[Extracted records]
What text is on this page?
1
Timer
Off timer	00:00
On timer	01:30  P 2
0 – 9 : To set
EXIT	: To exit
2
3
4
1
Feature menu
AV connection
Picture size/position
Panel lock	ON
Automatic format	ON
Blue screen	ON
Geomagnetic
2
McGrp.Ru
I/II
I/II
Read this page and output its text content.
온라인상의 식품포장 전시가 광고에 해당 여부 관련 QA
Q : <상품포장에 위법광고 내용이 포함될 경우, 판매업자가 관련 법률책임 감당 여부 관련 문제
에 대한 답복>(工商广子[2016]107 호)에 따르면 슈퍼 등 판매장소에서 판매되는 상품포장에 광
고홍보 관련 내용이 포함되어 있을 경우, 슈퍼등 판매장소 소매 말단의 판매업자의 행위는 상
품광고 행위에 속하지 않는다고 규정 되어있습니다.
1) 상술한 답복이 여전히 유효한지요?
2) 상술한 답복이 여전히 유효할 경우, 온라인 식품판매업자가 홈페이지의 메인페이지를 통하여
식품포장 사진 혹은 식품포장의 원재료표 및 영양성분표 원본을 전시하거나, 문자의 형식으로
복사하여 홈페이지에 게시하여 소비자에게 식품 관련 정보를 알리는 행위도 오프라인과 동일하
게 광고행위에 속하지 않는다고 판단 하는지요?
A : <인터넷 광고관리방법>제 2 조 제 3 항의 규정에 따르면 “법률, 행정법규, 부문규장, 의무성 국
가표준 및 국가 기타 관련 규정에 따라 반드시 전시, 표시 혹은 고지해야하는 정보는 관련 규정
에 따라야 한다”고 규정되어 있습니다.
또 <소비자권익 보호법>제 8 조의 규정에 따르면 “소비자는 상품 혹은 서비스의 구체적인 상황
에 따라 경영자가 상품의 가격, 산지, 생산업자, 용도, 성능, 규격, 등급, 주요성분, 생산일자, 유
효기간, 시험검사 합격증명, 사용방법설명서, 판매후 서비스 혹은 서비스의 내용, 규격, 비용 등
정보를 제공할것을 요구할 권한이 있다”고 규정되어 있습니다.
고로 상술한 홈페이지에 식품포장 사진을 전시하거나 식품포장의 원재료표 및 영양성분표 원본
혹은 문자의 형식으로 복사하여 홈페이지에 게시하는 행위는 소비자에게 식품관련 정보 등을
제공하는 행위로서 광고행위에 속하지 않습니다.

▶ GIVEN EXERCISE: From the listing above, extract every line exactly as it stands.

▶ RESPONSE FOR THIS EXERCISE:
What text is on this page?
1
Timer
Off timer	00:00
On timer	01:30  P 2
0 – 9 : To set
EXIT	: To exit
2
3
4
1
Feature menu
AV connection
Picture size/position
Panel lock	ON
Automatic format	ON
Blue screen	ON
Geomagnetic
2
McGrp.Ru
I/II
I/II
Read this page and output its text content.
온라인상의 식품포장 전시가 광고에 해당 여부 관련 QA
Q : <상품포장에 위법광고 내용이 포함될 경우, 판매업자가 관련 법률책임 감당 여부 관련 문제
에 대한 답복>(工商广子[2016]107 호)에 따르면 슈퍼 등 판매장소에서 판매되는 상품포장에 광
고홍보 관련 내용이 포함되어 있을 경우, 슈퍼등 판매장소 소매 말단의 판매업자의 행위는 상
품광고 행위에 속하지 않는다고 규정 되어있습니다.
1) 상술한 답복이 여전히 유효한지요?
2) 상술한 답복이 여전히 유효할 경우, 온라인 식품판매업자가 홈페이지의 메인페이지를 통하여
식품포장 사진 혹은 식품포장의 원재료표 및 영양성분표 원본을 전시하거나, 문자의 형식으로
복사하여 홈페이지에 게시하여 소비자에게 식품 관련 정보를 알리는 행위도 오프라인과 동일하
게 광고행위에 속하지 않는다고 판단 하는지요?
A : <인터넷 광고관리방법>제 2 조 제 3 항의 규정에 따르면 “법률, 행정법규, 부문규장, 의무성 국
가표준 및 국가 기타 관련 규정에 따라 반드시 전시, 표시 혹은 고지해야하는 정보는 관련 규정
에 따라야 한다”고 규정되어 있습니다.
또 <소비자권익 보호법>제 8 조의 규정에 따르면 “소비자는 상품 혹은 서비스의 구체적인 상황
에 따라 경영자가 상품의 가격, 산지, 생산업자, 용도, 성능, 규격, 등급, 주요성분, 생산일자, 유
효기간, 시험검사 합격증명, 사용방법설명서, 판매후 서비스 혹은 서비스의 내용, 규격, 비용 등
정보를 제공할것을 요구할 권한이 있다”고 규정되어 있습니다.
고로 상술한 홈페이지에 식품포장 사진을 전시하거나 식품포장의 원재료표 및 영양성분표 원본
혹은 문자의 형식으로 복사하여 홈페이지에 게시하는 행위는 소비자에게 식품관련 정보 등을
제공하는 행위로서 광고행위에 속하지 않습니다.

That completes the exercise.